# start of STORED ROWS

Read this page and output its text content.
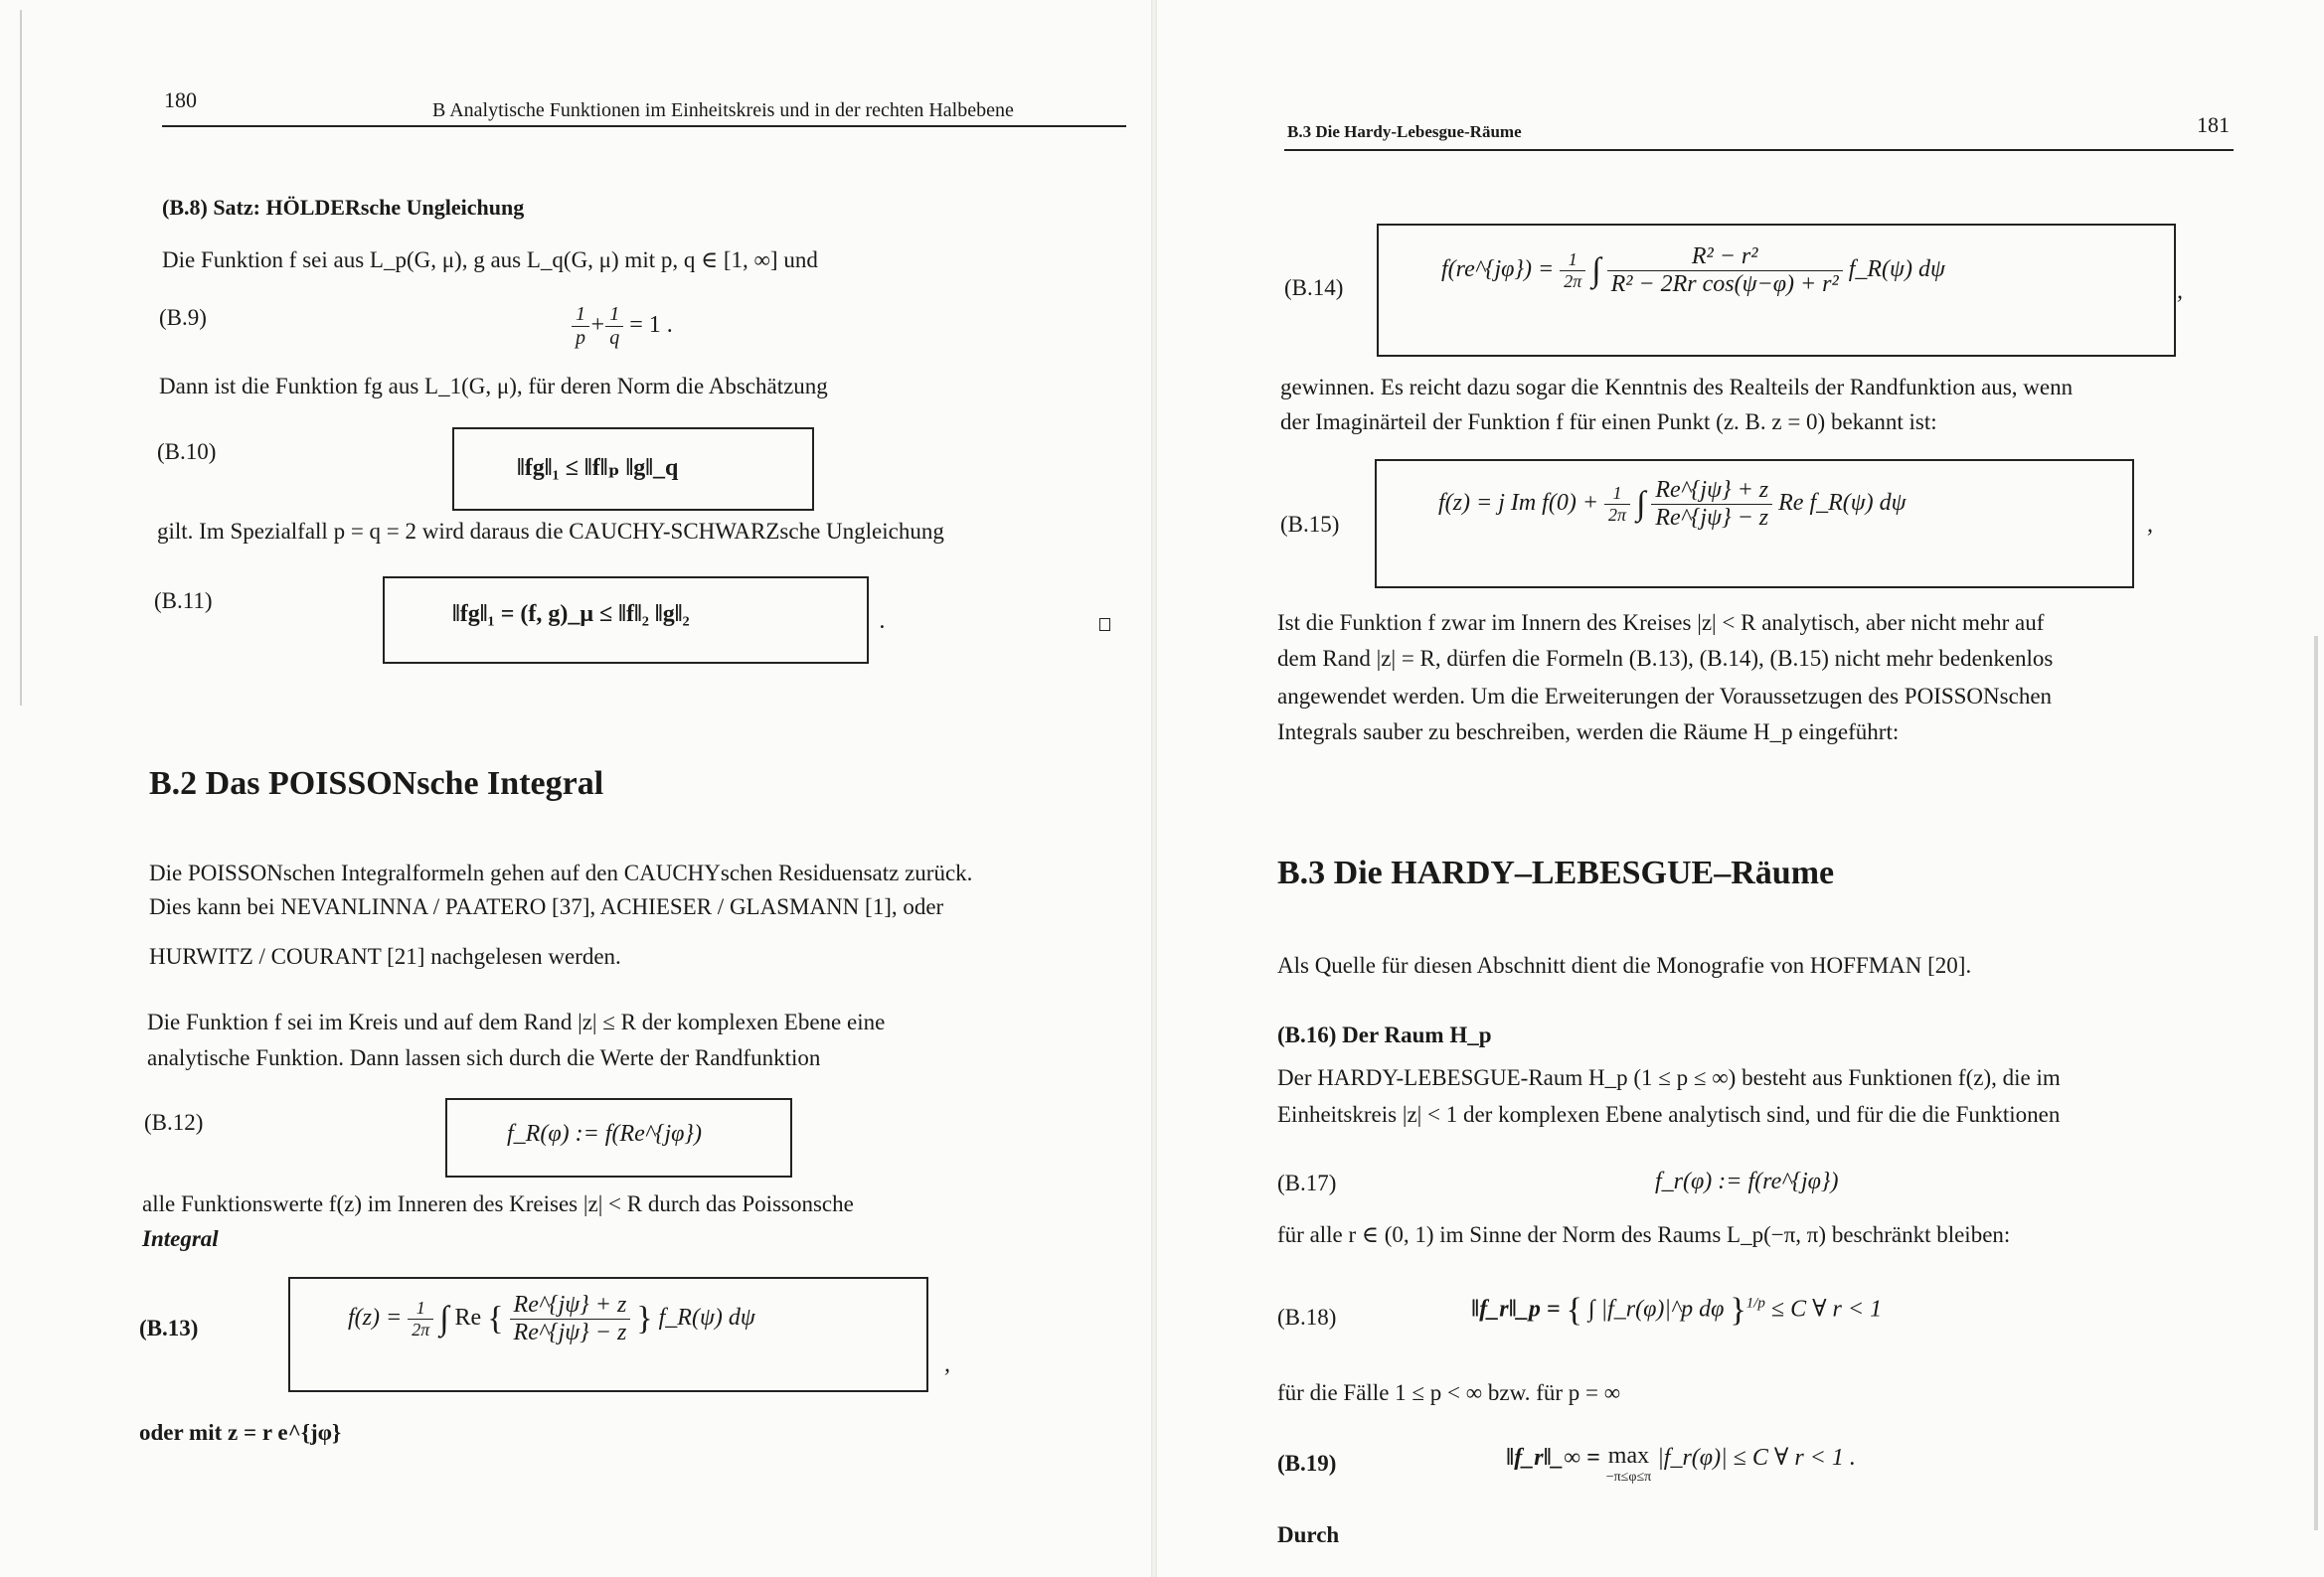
180	B Analytische Funktionen im Einheitskreis und in der rechten Halbebene
(B.8) Satz: HÖLDERsche Ungleichung
Die Funktion f sei aus L_p(G, μ), g aus L_q(G, μ) mit p, q ∈ [1, ∞] und
(B.9)	$\frac{1}{p} + \frac{1}{q} = 1$ .
Dann ist die Funktion fg aus L_1(G, μ), für deren Norm die Abschätzung
(B.10)
‖fg‖₁ ≤ ‖f‖ₚ ‖g‖_q
gilt. Im Spezialfall p = q = 2 wird daraus die CAUCHY-SCHWARZsche Ungleichung
(B.11)
‖fg‖₁ = (f, g)_μ ≤ ‖f‖₂ ‖g‖₂	.
B.2 Das POISSONsche Integral
Die POISSONschen Integralformeln gehen auf den CAUCHYschen Residuensatz zurück.
Dies kann bei NEVANLINNA / PAATERO [37], ACHIESER / GLASMANN [1], oder
HURWITZ / COURANT [21] nachgelesen werden.
Die Funktion f sei im Kreis und auf dem Rand |z| ≤ R der komplexen Ebene eine
analytische Funktion. Dann lassen sich durch die Werte der Randfunktion
(B.12)	f_R(φ) := f(Re^{jφ})
alle Funktionswerte f(z) im Inneren des Kreises |z| < R durch das Poissonsche
Integral
(B.13)	$f(z) = \frac{1}{2\pi}$ ∫ Re { $\frac{Re\^{}\{j\psi\} + z}{Re\^{}\{j\psi\} - z}$ } f_R(ψ) dψ
,
oder mit z = r e^{jφ}
B.3 Die Hardy-Lebesgue-Räume	181
(B.14)
f(re^{jφ}) = $\frac{1}{2\pi}$ ∫ $\frac{\text{R² − r²}}{\text{R² − 2Rr cos(ψ−φ) + r²}}$ f_R(ψ) dψ
,
gewinnen. Es reicht dazu sogar die Kenntnis des Realteils der Randfunktion aus, wenn
der Imaginärteil der Funktion f für einen Punkt (z. B. z = 0) bekannt ist:
(B.15)
f(z) = j Im $f(0) + \frac{1}{2\pi}$ ∫ $\frac{Re\^{}\{j\psi\} + z}{Re\^{}\{j\psi\} - z}$ Re f_R(ψ) dψ
,
Ist die Funktion f zwar im Innern des Kreises |z| < R analytisch, aber nicht mehr auf
dem Rand |z| = R, dürfen die Formeln (B.13), (B.14), (B.15) nicht mehr bedenkenlos
angewendet werden. Um die Erweiterungen der Voraussetzugen des POISSONschen
Integrals sauber zu beschreiben, werden die Räume H_p eingeführt:
B.3 Die HARDY–LEBESGUE–Räume
Als Quelle für diesen Abschnitt dient die Monografie von HOFFMAN [20].
(B.16) Der Raum H_p
Der HARDY-LEBESGUE-Raum H_p (1 ≤ p ≤ ∞) besteht aus Funktionen f(z), die im
Einheitskreis |z| < 1 der komplexen Ebene analytisch sind, und für die die Funktionen
(B.17)	f_r(φ) := f(re^{jφ})
für alle r ∈ (0, 1) im Sinne der Norm des Raums L_p(−π, π) beschränkt bleiben:
(B.18)	‖f_r‖_p = { ∫ |f_r(φ)|^p dφ }$^{1/p}$ ≤ C ∀ r < 1
für die Fälle 1 ≤ p < ∞ bzw. für p = ∞
(B.19)	‖f_r‖_∞ = max
−π≤φ≤π
|f_r(φ)| ≤ C ∀ r < 1 .
Durch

# end of STORED ROWS

■ **YOUR TASK**
Quote the records in full and exactly; skip any image.

■ **FINAL ANSWER**
Read this page and output its text content.
180	B Analytische Funktionen im Einheitskreis und in der rechten Halbebene
(B.8) Satz: HÖLDERsche Ungleichung
Die Funktion f sei aus L_p(G, μ), g aus L_q(G, μ) mit p, q ∈ [1, ∞] und
(B.9)	$\frac{1}{p} + \frac{1}{q} = 1$ .
Dann ist die Funktion fg aus L_1(G, μ), für deren Norm die Abschätzung
(B.10)
‖fg‖₁ ≤ ‖f‖ₚ ‖g‖_q
gilt. Im Spezialfall p = q = 2 wird daraus die CAUCHY-SCHWARZsche Ungleichung
(B.11)
‖fg‖₁ = (f, g)_μ ≤ ‖f‖₂ ‖g‖₂	.
B.2 Das POISSONsche Integral
Die POISSONschen Integralformeln gehen auf den CAUCHYschen Residuensatz zurück.
Dies kann bei NEVANLINNA / PAATERO [37], ACHIESER / GLASMANN [1], oder
HURWITZ / COURANT [21] nachgelesen werden.
Die Funktion f sei im Kreis und auf dem Rand |z| ≤ R der komplexen Ebene eine
analytische Funktion. Dann lassen sich durch die Werte der Randfunktion
(B.12)	f_R(φ) := f(Re^{jφ})
alle Funktionswerte f(z) im Inneren des Kreises |z| < R durch das Poissonsche
Integral
(B.13)	$f(z) = \frac{1}{2\pi}$ ∫ Re { $\frac{Re\^{}\{j\psi\} + z}{Re\^{}\{j\psi\} - z}$ } f_R(ψ) dψ
,
oder mit z = r e^{jφ}
B.3 Die Hardy-Lebesgue-Räume	181
(B.14)
f(re^{jφ}) = $\frac{1}{2\pi}$ ∫ $\frac{\text{R² − r²}}{\text{R² − 2Rr cos(ψ−φ) + r²}}$ f_R(ψ) dψ
,
gewinnen. Es reicht dazu sogar die Kenntnis des Realteils der Randfunktion aus, wenn
der Imaginärteil der Funktion f für einen Punkt (z. B. z = 0) bekannt ist:
(B.15)
f(z) = j Im $f(0) + \frac{1}{2\pi}$ ∫ $\frac{Re\^{}\{j\psi\} + z}{Re\^{}\{j\psi\} - z}$ Re f_R(ψ) dψ
,
Ist die Funktion f zwar im Innern des Kreises |z| < R analytisch, aber nicht mehr auf
dem Rand |z| = R, dürfen die Formeln (B.13), (B.14), (B.15) nicht mehr bedenkenlos
angewendet werden. Um die Erweiterungen der Voraussetzugen des POISSONschen
Integrals sauber zu beschreiben, werden die Räume H_p eingeführt:
B.3 Die HARDY–LEBESGUE–Räume
Als Quelle für diesen Abschnitt dient die Monografie von HOFFMAN [20].
(B.16) Der Raum H_p
Der HARDY-LEBESGUE-Raum H_p (1 ≤ p ≤ ∞) besteht aus Funktionen f(z), die im
Einheitskreis |z| < 1 der komplexen Ebene analytisch sind, und für die die Funktionen
(B.17)	f_r(φ) := f(re^{jφ})
für alle r ∈ (0, 1) im Sinne der Norm des Raums L_p(−π, π) beschränkt bleiben:
(B.18)	‖f_r‖_p = { ∫ |f_r(φ)|^p dφ }$^{1/p}$ ≤ C ∀ r < 1
für die Fälle 1 ≤ p < ∞ bzw. für p = ∞
(B.19)	‖f_r‖_∞ = max
−π≤φ≤π
|f_r(φ)| ≤ C ∀ r < 1 .
Durch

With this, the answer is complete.